# Text extract
★ ★ ★ ★ ★

7. Develop Your Storytelling Voice

Finding a clear, elegant voice your listeners can follow
People sometimes ask, “What if I do not like my voice?”
Listeners today hear every kind of voice in media, and they are surprisingly flexible. My own voice has changed over the years. I once had a strong Southern drawl and a much higher pitch.
Here is my best advice:
- Do not use your casual “around the house” voice.
- Find your elegant voice, the one you would use if you stood up to speak to a room full of people you respect.
- Pay attention to diction. Let your sentences start and finish cleanly, whatever your accent.
- Keep your grammar solid. Make sure subjects and verbs agree.
- Avoid filler words like “uh,” “like” and “you know.” Silence is better.
You will need to pause and think while you tell a story. That is normal. Most audiences are perfectly willing to wait a beat for you to find the right words. Practicing this kind of mindful speaking will make your storytelling voice stronger and more trustworthy.
8. Choose Age Appropriate Stories
Matching story themes to the developmental stage
Young children are tender. The wrong story at the wrong time can frighten or confuse them more than you intend.
General guidelines I follow:
- Ages 3 to 7
- Animal stories and gentle fables
- Simple lessons about sharing, kindness, patience
- No graphic violence, monsters, sex or death
- Ages 8 to 9
- Simple creation myths
- Bible stories or sacred tales
- More complex folktales and fairy tales
- Benign legends with mild suspense
- Ages 10 to 11
- More intricate plots
- Characters who face loss, danger or injury
- Stories with gods, goddesses, heroes and villains
- Supernatural tales that thrill without deeply traumatizing
- Ages 12 and up
- Teens have usually seen plenty of screen violence and sexuality
- They can handle darker material but are also more skeptical
- Moral complexity matters; they still need stories where choices have real consequences
For the youngest children, what they need most is simply this:
- a trustworthy adult
- a safe story
- a chance to sit still and listen
Listening to stories lights up their brains in ways that picture books and television do not, because they must build the images themselves.
9. Practice Your Story
Rehearsing with real listeners to truly learn the tale
You do not really know a story until you have told it in front of listeners.
One practical tip:
- Memorize your first line.
Once the first sentence is out of your mouth, your Wordless Outline can carry you along. That first line is the key that unlocks the door.
To practice:
- Gather friends or family who are willing to listen.
- Join a storytelling circle in your area and test material there.
- Visit storytelling festivals and try open mic sessions.
When you tell a story, something alchemical happens between your memory, your Muse and the people in front of you. Each telling shapes the next. If you keep showing up and practicing, you will improve.
10. Use Comic Relief
Balancing intensity with moments of laughter
Some stories are rugged. My version of Beowulf is one of them.
At the beginning:
- The music is dark and tense.
- Grendel, a terrible demon, attacks.
- The Danes suffer for twelve years.
It is intense and grim. Then I bring in Beowulf.
His first boastful line, “When I was five, I killed my first bear,” lands lightly. The music brightens. His cousin Wyglaf teases him. Beowulf admits, jokingly, that he was actually eleven. The audience laughs and breathes again. Then we dive back into the serious parts.

★ ★ ★ ★ ★

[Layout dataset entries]
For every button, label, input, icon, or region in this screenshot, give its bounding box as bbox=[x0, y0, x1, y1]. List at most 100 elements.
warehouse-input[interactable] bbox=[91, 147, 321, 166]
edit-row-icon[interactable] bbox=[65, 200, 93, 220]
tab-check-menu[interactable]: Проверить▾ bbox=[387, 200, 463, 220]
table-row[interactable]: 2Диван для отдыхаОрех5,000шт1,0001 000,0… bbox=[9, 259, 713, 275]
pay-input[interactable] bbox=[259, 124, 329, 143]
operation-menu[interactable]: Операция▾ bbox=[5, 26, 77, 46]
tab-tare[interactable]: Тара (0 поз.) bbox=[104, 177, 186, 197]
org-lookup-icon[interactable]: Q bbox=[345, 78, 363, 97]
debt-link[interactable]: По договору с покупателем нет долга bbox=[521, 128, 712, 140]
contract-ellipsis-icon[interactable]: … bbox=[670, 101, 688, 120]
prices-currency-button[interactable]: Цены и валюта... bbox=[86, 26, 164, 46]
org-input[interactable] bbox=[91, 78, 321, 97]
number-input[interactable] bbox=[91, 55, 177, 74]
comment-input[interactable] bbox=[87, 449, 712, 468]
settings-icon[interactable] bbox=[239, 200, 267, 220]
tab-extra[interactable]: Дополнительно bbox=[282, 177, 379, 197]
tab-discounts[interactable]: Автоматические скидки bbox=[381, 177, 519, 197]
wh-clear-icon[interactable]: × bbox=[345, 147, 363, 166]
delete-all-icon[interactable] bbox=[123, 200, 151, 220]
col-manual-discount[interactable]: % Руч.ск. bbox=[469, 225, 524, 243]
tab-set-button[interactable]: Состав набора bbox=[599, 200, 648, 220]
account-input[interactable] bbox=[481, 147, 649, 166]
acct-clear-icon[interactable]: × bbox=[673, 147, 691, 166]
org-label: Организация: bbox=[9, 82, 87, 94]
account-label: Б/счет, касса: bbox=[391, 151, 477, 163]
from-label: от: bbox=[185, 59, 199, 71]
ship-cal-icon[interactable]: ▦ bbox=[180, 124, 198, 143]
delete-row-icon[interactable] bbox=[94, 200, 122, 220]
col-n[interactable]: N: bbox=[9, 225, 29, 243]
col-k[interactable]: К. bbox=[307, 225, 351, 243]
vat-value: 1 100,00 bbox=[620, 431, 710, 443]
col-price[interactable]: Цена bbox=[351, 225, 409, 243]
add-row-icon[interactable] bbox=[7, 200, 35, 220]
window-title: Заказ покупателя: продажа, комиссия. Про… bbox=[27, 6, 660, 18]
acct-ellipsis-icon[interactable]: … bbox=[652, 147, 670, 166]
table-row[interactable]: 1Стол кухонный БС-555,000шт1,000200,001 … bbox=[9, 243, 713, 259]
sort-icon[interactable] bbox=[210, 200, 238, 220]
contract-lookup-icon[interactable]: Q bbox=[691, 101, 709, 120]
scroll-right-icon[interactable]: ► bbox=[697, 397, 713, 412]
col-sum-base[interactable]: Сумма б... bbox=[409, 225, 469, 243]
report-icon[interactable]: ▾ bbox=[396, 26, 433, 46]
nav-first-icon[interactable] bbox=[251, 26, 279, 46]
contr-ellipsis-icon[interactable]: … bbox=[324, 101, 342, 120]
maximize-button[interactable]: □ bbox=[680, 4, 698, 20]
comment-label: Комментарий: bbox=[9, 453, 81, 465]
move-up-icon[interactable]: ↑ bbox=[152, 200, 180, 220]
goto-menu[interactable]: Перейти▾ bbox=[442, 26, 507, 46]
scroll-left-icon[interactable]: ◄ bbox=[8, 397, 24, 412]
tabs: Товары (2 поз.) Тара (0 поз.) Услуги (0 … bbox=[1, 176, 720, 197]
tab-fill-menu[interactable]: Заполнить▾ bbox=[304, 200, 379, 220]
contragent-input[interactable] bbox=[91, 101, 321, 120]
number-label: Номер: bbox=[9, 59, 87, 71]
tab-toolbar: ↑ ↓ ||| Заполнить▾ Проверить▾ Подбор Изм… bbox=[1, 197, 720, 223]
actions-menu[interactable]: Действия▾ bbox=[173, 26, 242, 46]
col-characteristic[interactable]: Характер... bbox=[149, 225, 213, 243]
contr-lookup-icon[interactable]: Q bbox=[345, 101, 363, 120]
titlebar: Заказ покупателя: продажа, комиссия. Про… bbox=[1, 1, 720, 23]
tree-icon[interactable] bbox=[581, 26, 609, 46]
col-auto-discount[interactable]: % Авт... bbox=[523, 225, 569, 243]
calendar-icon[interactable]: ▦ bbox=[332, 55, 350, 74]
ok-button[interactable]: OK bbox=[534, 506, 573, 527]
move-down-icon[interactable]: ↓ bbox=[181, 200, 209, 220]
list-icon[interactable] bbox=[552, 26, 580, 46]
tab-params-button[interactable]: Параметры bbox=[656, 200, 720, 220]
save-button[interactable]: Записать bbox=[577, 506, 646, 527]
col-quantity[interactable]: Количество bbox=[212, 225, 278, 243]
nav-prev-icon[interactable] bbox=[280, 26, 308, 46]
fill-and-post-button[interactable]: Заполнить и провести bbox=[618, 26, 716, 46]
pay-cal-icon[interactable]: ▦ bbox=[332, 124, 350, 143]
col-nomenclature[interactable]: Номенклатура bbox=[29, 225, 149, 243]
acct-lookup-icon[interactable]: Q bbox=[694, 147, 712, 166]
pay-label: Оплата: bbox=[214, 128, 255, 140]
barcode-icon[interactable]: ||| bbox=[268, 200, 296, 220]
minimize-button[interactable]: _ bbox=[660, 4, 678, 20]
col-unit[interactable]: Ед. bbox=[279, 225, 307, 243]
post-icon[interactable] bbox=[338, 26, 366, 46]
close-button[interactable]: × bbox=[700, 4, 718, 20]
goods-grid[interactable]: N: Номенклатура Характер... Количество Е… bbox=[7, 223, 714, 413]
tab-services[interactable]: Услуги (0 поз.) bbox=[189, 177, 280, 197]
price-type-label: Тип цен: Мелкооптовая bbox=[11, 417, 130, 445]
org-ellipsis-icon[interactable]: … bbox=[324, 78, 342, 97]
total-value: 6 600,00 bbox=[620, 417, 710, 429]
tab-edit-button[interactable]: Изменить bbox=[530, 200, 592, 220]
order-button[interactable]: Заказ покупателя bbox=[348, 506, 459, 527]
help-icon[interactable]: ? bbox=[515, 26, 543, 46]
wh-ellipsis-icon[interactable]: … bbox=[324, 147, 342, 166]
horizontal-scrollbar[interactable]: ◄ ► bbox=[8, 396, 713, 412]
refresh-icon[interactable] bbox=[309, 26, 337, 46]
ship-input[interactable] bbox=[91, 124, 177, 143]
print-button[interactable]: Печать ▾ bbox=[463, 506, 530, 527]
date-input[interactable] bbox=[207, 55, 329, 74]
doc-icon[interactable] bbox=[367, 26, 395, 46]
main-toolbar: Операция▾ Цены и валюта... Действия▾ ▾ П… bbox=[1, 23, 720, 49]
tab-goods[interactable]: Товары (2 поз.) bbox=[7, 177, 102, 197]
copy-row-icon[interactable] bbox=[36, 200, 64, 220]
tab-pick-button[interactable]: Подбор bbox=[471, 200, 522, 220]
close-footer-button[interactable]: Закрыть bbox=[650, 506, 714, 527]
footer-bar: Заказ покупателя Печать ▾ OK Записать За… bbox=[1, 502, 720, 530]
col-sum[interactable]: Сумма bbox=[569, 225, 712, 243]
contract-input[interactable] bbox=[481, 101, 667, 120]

★ ★ ★ ★ ★

# List of tasks
(a) Copy the storytelling advice text word for word, starting at "10. Use Comic" and ending at "for twelve years.".
(b) Write the next part of the storytelling advice text, picking up after its last sentence.

# The results
(a)
10. Use Comic Relief
Balancing intensity with moments of laughter
Some stories are rugged. My version of Beowulf is one of them.
At the beginning:
- The music is dark and tense.
- Grendel, a terrible demon, attacks.
- The Danes suffer for twelve years.

(b)
That is comic relief:
- It eases tension.
- It humanizes characters.
- It gives the audience a breath of air before they swim on.
Use humor as a touchstone, not a crutch, unless you intend to be a full-time humorist. A well placed joke or moment of silliness makes the darker moments more bearable and often more powerful.
BONUS: Character Voices, Music and Vocal Effects
Optional tools to deepen immersion in your stories
All of the following are optional. You can be an excellent storyteller without them. The most important thing is to know your story and tell it clearly.
If you do feel drawn to use them:
Character voices and point of view
- Try different pitches or accents for different characters.
- To keep them straight, imagine flying into the character’s face and looking out through their eyes.
- See the scene from their point of view and let that shape how they speak.
If this feels confusing or forced, it is better not to do it than to muddle your tale.
Sound effects and atmosphere
If you have a knack for sound mimicry, you can add:
- hoofbeats
- wind in trees
- creaking doors
- dripping water
- animal calls
Use them sparingly and tastefully. They are like spices, not the whole meal.
Music as a second storyteller
I often compose and play music during my stories:
- on 12 string guitar in modal tunings
- on Celtic harp
I create themes for characters and situations, and let those themes return when needed. Music:
- sets mood
- anchors emotion
- gives listeners another way to feel the story
Very little of it is rigidly mapped. I allow myself to improvise. Sometimes the characters say something new. Sometimes the music does. In all my years I have never told the same tale in exactly the same way twice.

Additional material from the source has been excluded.